(A block of data)
— begin —

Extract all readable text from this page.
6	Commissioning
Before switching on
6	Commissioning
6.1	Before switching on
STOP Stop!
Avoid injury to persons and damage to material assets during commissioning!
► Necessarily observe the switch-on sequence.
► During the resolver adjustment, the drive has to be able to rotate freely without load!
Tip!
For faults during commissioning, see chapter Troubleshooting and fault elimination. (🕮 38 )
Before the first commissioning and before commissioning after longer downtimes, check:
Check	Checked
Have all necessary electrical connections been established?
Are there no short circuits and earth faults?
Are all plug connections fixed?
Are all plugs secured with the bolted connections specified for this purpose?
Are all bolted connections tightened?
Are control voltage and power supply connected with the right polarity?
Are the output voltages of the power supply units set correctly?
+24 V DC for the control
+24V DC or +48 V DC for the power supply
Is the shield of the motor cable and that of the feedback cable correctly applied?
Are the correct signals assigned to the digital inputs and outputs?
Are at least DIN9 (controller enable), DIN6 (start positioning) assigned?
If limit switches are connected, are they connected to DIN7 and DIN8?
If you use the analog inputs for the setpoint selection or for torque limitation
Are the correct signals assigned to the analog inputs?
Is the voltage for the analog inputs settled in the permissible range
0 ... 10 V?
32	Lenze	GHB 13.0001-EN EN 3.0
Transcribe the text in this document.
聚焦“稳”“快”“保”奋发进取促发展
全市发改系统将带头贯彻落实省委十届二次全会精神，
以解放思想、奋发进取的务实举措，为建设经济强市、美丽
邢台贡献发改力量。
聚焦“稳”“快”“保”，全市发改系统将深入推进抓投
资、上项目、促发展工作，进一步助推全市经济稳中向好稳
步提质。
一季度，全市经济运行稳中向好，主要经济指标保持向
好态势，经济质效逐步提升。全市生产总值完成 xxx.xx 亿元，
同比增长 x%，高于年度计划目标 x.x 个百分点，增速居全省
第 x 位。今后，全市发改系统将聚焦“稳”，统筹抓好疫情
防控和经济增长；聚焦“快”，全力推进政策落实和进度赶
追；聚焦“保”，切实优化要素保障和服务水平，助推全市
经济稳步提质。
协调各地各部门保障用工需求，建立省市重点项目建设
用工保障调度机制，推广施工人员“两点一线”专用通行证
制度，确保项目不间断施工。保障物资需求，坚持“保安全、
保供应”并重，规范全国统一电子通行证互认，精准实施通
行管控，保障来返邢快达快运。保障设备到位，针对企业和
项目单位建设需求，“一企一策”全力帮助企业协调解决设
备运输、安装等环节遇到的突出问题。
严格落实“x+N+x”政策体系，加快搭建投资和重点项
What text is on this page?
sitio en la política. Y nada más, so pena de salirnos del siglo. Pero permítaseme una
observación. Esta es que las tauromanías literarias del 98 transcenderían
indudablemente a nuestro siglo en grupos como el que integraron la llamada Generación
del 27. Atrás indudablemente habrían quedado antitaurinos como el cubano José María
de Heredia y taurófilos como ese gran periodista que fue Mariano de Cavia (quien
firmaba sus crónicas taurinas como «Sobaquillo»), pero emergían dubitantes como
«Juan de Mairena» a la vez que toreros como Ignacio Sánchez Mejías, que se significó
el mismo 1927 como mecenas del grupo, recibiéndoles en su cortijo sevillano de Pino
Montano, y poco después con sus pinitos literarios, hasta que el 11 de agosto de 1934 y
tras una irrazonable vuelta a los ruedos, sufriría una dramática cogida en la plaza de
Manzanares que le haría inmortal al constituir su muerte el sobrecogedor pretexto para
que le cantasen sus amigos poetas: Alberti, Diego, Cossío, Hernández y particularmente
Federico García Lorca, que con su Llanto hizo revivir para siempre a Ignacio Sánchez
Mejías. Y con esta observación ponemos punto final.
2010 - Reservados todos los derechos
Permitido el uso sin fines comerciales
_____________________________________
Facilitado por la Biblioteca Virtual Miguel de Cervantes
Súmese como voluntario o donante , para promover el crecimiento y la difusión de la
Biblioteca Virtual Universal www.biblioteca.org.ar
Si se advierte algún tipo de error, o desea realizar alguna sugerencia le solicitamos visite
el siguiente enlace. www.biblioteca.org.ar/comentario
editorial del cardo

— end —

Scan the material above for the word "Before". Copy each line where it occurs.

REPLY:
Before switching on
6.1	Before switching on
Before the first commissioning and before commissioning after longer downtimes, check:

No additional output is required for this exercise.